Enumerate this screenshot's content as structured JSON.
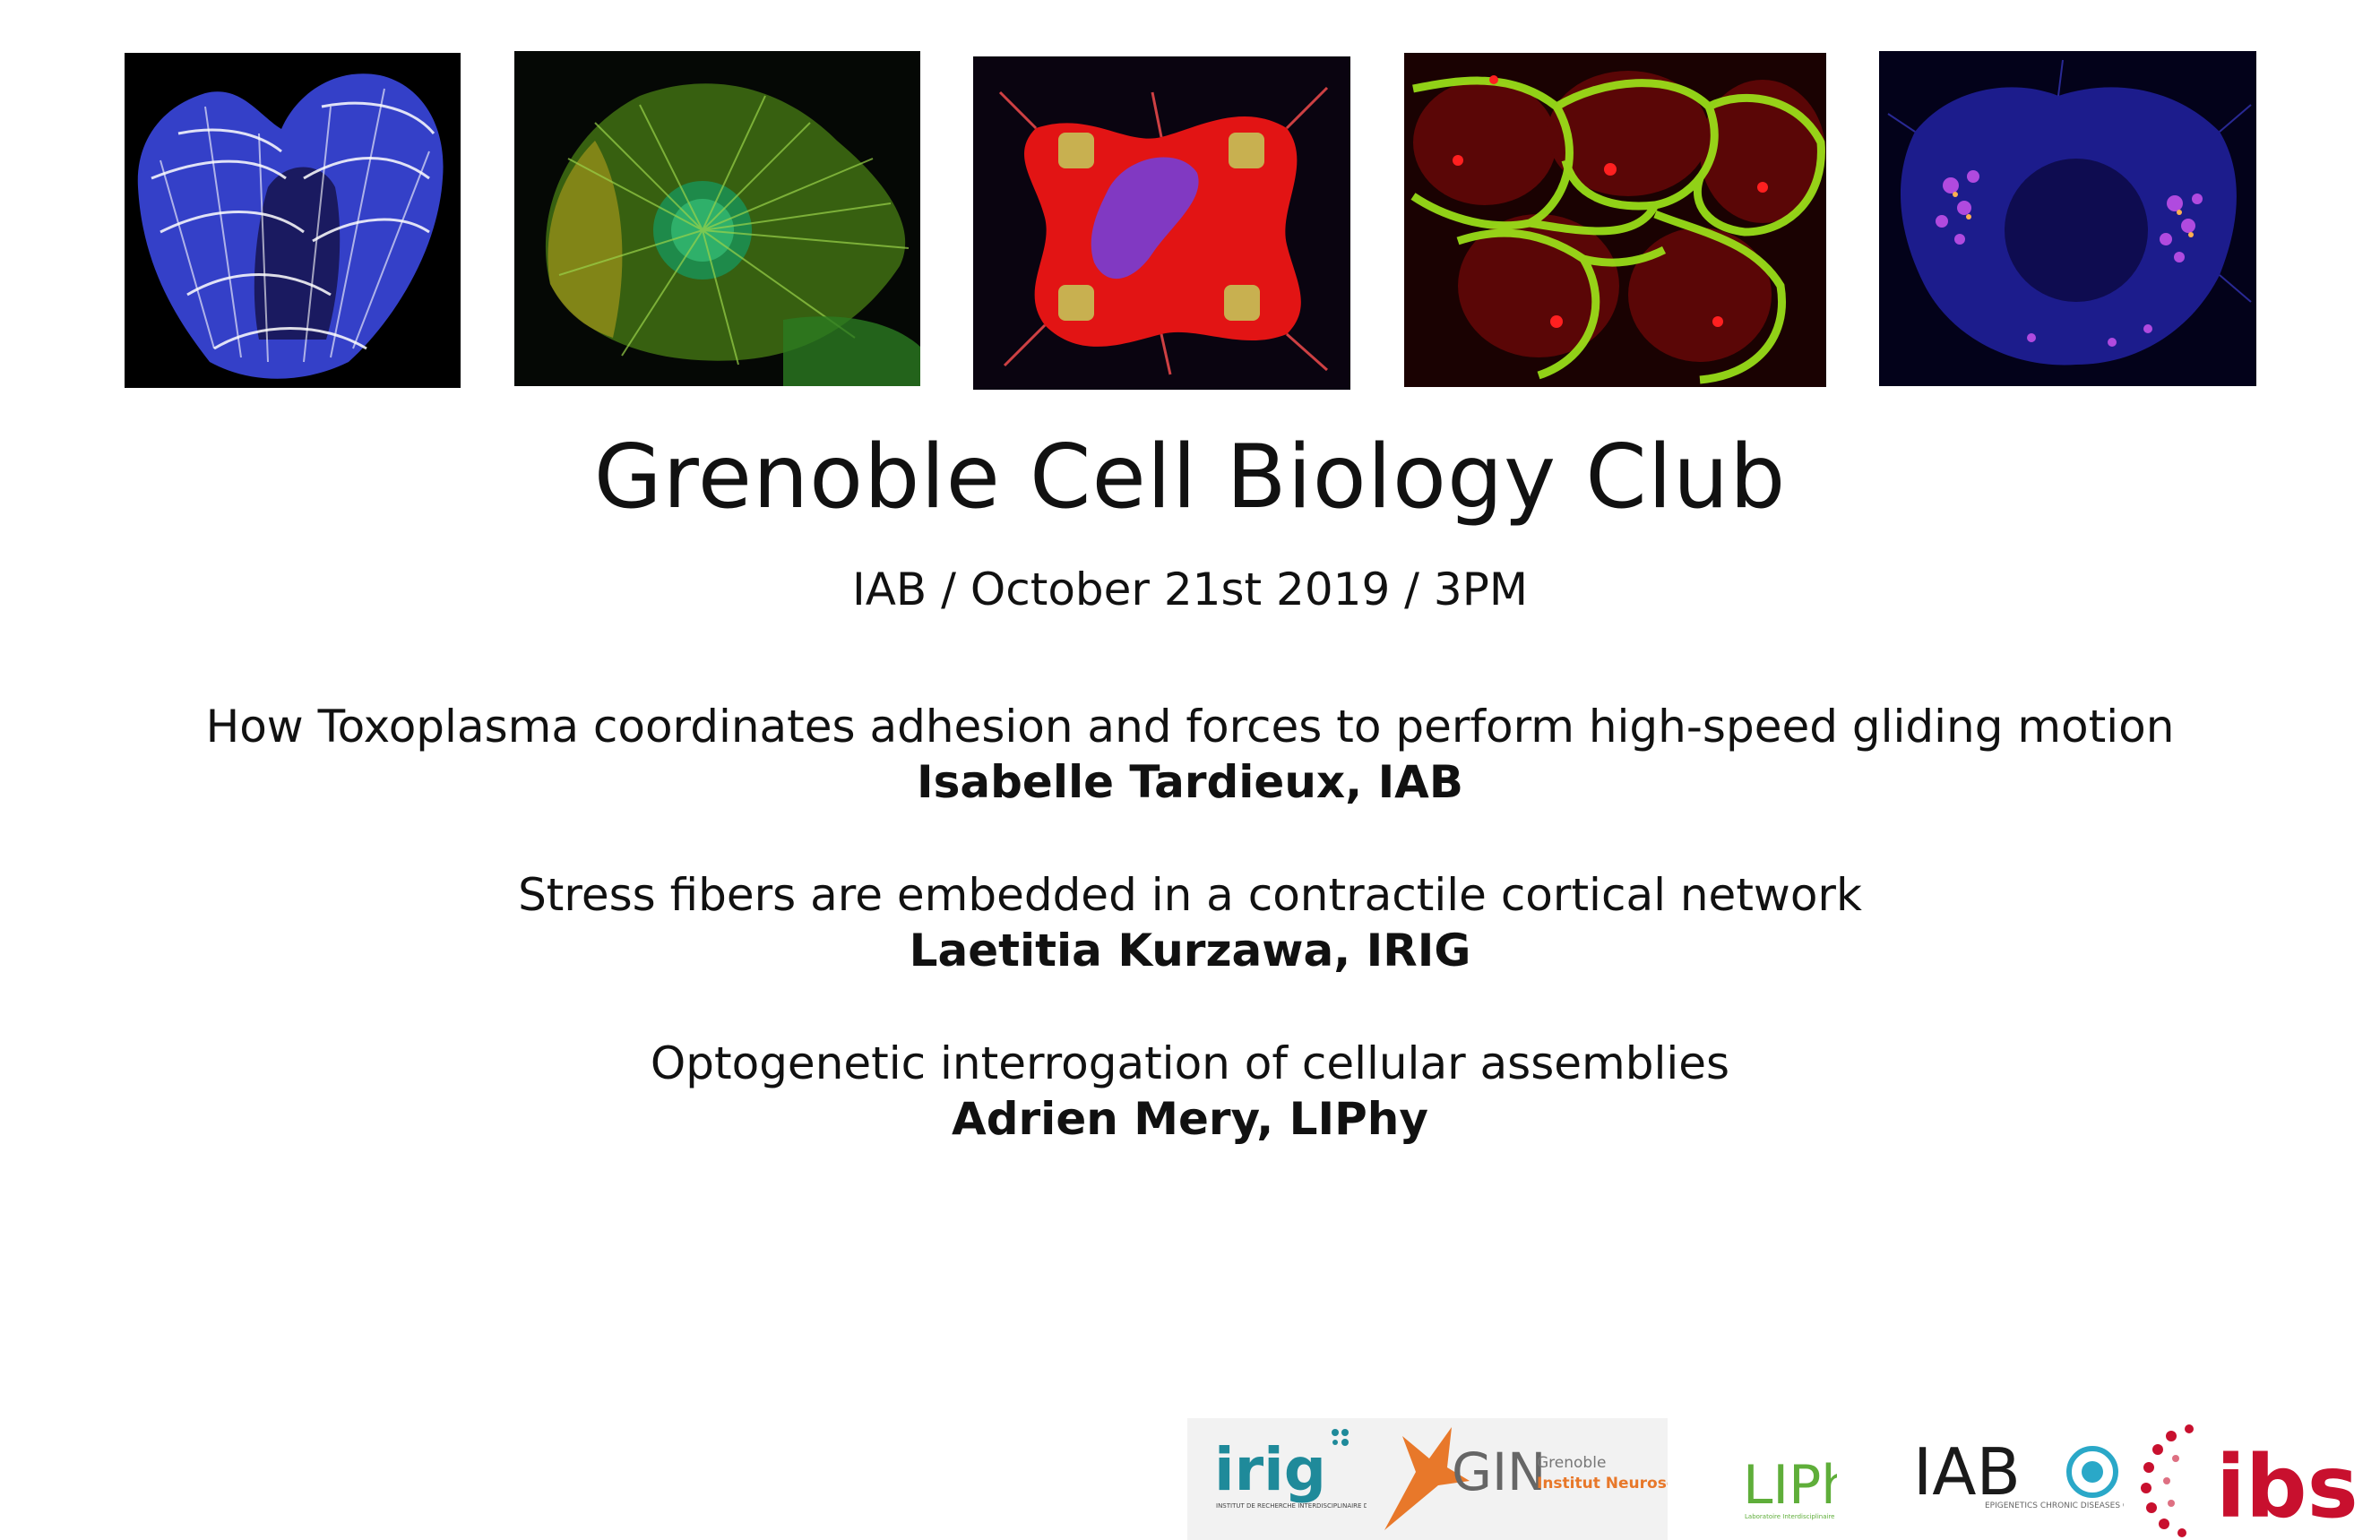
{
  "header": {
    "title": "Grenoble Cell Biology Club",
    "subtitle": "IAB / October 21st 2019 / 3PM"
  },
  "talks": [
    {
      "title": "How Toxoplasma coordinates adhesion and forces to perform high-speed gliding motion",
      "speaker": "Isabelle Tardieux, IAB"
    },
    {
      "title": "Stress fibers are embedded in a contractile cortical network",
      "speaker": "Laetitia Kurzawa, IRIG"
    },
    {
      "title": "Optogenetic interrogation of cellular assemblies",
      "speaker": "Adrien Mery, LIPhy"
    }
  ],
  "logos": {
    "irig": {
      "name": "irig",
      "caption": "INSTITUT DE RECHERCHE INTERDISCIPLINAIRE DE GRENOBLE"
    },
    "gin": {
      "name": "GIN",
      "line1": "Grenoble",
      "line2": "Institut Neurosciences"
    },
    "liphy": {
      "name": "LIPhy",
      "caption": "Laboratoire Interdisciplinaire de Physique"
    },
    "iab": {
      "name": "IAB",
      "caption": "EPIGENETICS CHRONIC DISEASES CANCER"
    },
    "ibs": {
      "name": "ibs"
    }
  },
  "colors": {
    "background": "#ffffff",
    "text": "#111111",
    "irig_teal": "#1f8a9a",
    "gin_orange": "#e8782a",
    "liphy_green": "#5fae3a",
    "ibs_red": "#c8102e"
  }
}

WHAT YOU ARE ASKED TO DO — Transcribe all of the records above character for character. Exclude the pictures.

ANSWER TO THE EXERCISE —
Enumerate this screenshot's content as structured JSON.
{
  "header": {
    "title": "Grenoble Cell Biology Club",
    "subtitle": "IAB / October 21st 2019 / 3PM"
  },
  "talks": [
    {
      "title": "How Toxoplasma coordinates adhesion and forces to perform high-speed gliding motion",
      "speaker": "Isabelle Tardieux, IAB"
    },
    {
      "title": "Stress fibers are embedded in a contractile cortical network",
      "speaker": "Laetitia Kurzawa, IRIG"
    },
    {
      "title": "Optogenetic interrogation of cellular assemblies",
      "speaker": "Adrien Mery, LIPhy"
    }
  ],
  "logos": {
    "irig": {
      "name": "irig",
      "caption": "INSTITUT DE RECHERCHE INTERDISCIPLINAIRE DE GRENOBLE"
    },
    "gin": {
      "name": "GIN",
      "line1": "Grenoble",
      "line2": "Institut Neurosciences"
    },
    "liphy": {
      "name": "LIPhy",
      "caption": "Laboratoire Interdisciplinaire de Physique"
    },
    "iab": {
      "name": "IAB",
      "caption": "EPIGENETICS CHRONIC DISEASES CANCER"
    },
    "ibs": {
      "name": "ibs"
    }
  },
  "colors": {
    "background": "#ffffff",
    "text": "#111111",
    "irig_teal": "#1f8a9a",
    "gin_orange": "#e8782a",
    "liphy_green": "#5fae3a",
    "ibs_red": "#c8102e"
  }
}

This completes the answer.